### Given task
Lay out the lines from the one containing "table-row: 3XL 89cm" through the one containing "626, 101, 652]", inclusive, as a Markdown table with the columns Number and Line. Skip any blank lines.

**** Data provided ****

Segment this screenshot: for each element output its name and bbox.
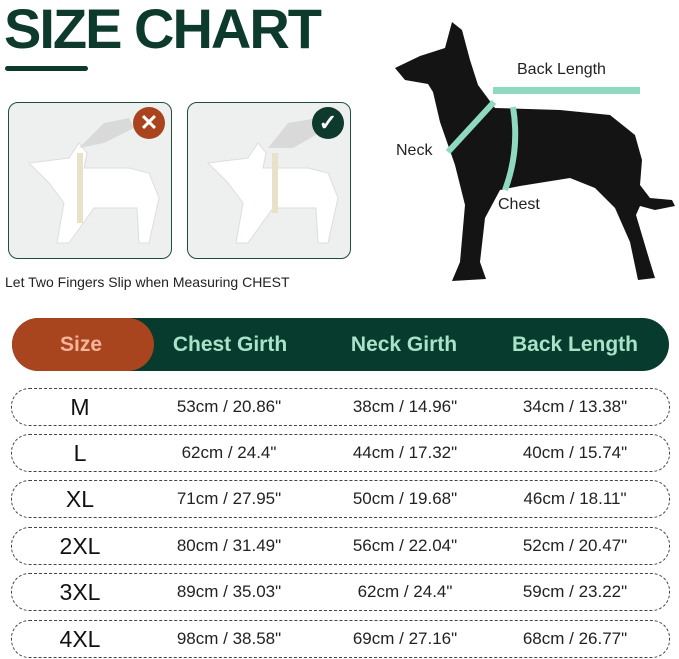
table-row: 3XL 89cm / 35.03" 62cm / 24.4" 59cm / 23.22…	[11, 573, 670, 611]
table-row: 2XL 80cm / 31.49" 56cm / 22.04" 52cm / 20.4…	[11, 527, 670, 565]
title-underline	[5, 66, 88, 71]
header-size: Size	[59, 333, 103, 356]
neck-girth-cell: 38cm / 14.96"	[352, 397, 458, 416]
header-size-pill	[12, 318, 154, 371]
page-title: SIZE CHART	[4, 0, 322, 60]
table-row: L 62cm / 24.4" 44cm / 17.32" 40cm / 15.74"	[11, 434, 670, 472]
header-back-length: Back Length	[511, 333, 639, 356]
neck-tape	[445, 99, 497, 155]
size-cell: M	[70, 394, 90, 420]
size-cell: 3XL	[59, 579, 101, 605]
header-neck-girth: Neck Girth	[350, 333, 458, 356]
size-cell: XL	[65, 486, 95, 512]
measuring-tip: Let Two Fingers Slip when Measuring CHES…	[5, 274, 290, 290]
back-length-label: Back Length	[517, 61, 606, 78]
neck-girth-cell: 56cm / 22.04"	[352, 536, 458, 555]
dog-diagram	[395, 22, 675, 281]
header-chest-girth: Chest Girth	[172, 333, 288, 356]
back-length-cell: 34cm / 13.38"	[522, 397, 628, 416]
neck-girth-cell: 50cm / 19.68"	[352, 489, 458, 508]
neck-label: Neck	[396, 142, 433, 159]
back-tape	[493, 87, 640, 94]
back-length-cell: 52cm / 20.47"	[522, 536, 628, 555]
photo-correct-measurement: ✓	[187, 102, 351, 259]
dog-mannequin-image	[27, 118, 160, 244]
dog-silhouette	[395, 22, 675, 281]
back-length-cell: 46cm / 18.11"	[523, 489, 627, 508]
size-cell: L	[73, 440, 87, 466]
size-cell: 4XL	[59, 626, 101, 652]
chest-girth-cell: 71cm / 27.95"	[176, 489, 282, 508]
chest-label: Chest	[498, 196, 540, 213]
chest-girth-cell: 98cm / 38.58"	[176, 629, 282, 648]
chest-girth-cell: 89cm / 35.03"	[176, 582, 282, 601]
neck-girth-cell: 69cm / 27.16"	[352, 629, 458, 648]
neck-girth-cell: 44cm / 17.32"	[352, 443, 458, 462]
x-icon: ✕	[133, 107, 165, 139]
table-row: XL 71cm / 27.95" 50cm / 19.68" 46cm / 18.11…	[11, 480, 670, 518]
size-cell: 2XL	[59, 533, 101, 559]
chest-girth-cell: 53cm / 20.86"	[176, 397, 282, 416]
back-length-cell: 40cm / 15.74"	[522, 443, 628, 462]
table-header: Size Chest Girth Neck Girth Back Length	[12, 318, 669, 371]
back-length-cell: 68cm / 26.77"	[522, 629, 628, 648]
back-length-cell: 59cm / 23.22"	[522, 582, 628, 601]
chest-girth-cell: 80cm / 31.49"	[176, 536, 282, 555]
table-row: 4XL 98cm / 38.58" 69cm / 27.16" 68cm / 26.7…	[11, 620, 670, 658]
chest-girth-cell: 62cm / 24.4"	[181, 443, 277, 462]
neck-girth-cell: 62cm / 24.4"	[357, 582, 453, 601]
chest-tape	[502, 106, 519, 192]
table-row: M 53cm / 20.86" 38cm / 14.96" 34cm / 13.38"	[11, 388, 670, 426]
check-icon: ✓	[312, 107, 344, 139]
photo-wrong-measurement: ✕	[8, 102, 172, 259]
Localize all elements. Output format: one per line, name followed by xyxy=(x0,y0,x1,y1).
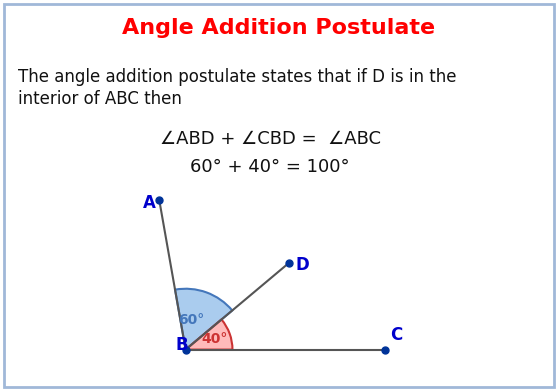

****

### Output for this task
| Number | Line |
|---|---|
| 1 | table-row: 3XL 89cm / 35.03" 62cm / 24.4" 59cm / 23.22…	[11, 573, 670, 611] |
| 2 | table-row: 2XL 80cm / 31.49" 56cm / 22.04" 52cm / 20.4…	[11, 527, 670, 565] |
| 3 | title-underline	[5, 66, 88, 71] |
| 4 | header-size: Size	[59, 333, 103, 356] |
| 5 | neck-girth-cell: 38cm / 14.96"	[352, 397, 458, 416] |
| 6 | header-size-pill	[12, 318, 154, 371] |
| 7 | page-title: SIZE CHART	[4, 0, 322, 60] |
| 8 | table-row: L 62cm / 24.4" 44cm / 17.32" 40cm / 15.74"	[11, 434, 670, 472] |
| 9 | header-back-length: Back Length	[511, 333, 639, 356] |
| 10 | neck-tape	[445, 99, 497, 155] |
| 11 | size-cell: M	[70, 394, 90, 420] |
| 12 | size-cell: 3XL	[59, 579, 101, 605] |
| 13 | header-neck-girth: Neck Girth	[350, 333, 458, 356] |
| 14 | size-cell: XL	[65, 486, 95, 512] |
| 15 | measuring-tip: Let Two Fingers Slip when Measuring CHES…	[5, 274, 290, 290] |
| 16 | back-length-label: Back Length	[517, 61, 606, 78] |
| 17 | neck-girth-cell: 56cm / 22.04"	[352, 536, 458, 555] |
| 18 | dog-diagram	[395, 22, 675, 281] |
| 19 | header-chest-girth: Chest Girth	[172, 333, 288, 356] |
| 20 | back-length-cell: 34cm / 13.38"	[522, 397, 628, 416] |
| 21 | neck-girth-cell: 50cm / 19.68"	[352, 489, 458, 508] |
| 22 | neck-label: Neck	[396, 142, 433, 159] |
| 23 | back-tape	[493, 87, 640, 94] |
| 24 | back-length-cell: 52cm / 20.47"	[522, 536, 628, 555] |
| 25 | photo-correct-measurement: ✓	[187, 102, 351, 259] |
| 26 | dog-mannequin-image	[27, 118, 160, 244] |
| 27 | dog-silhouette	[395, 22, 675, 281] |
| 28 | back-length-cell: 46cm / 18.11"	[523, 489, 627, 508] |
| 29 | size-cell: L	[73, 440, 87, 466] |
| 30 | size-cell: 4XL	[59, 626, 101, 652] |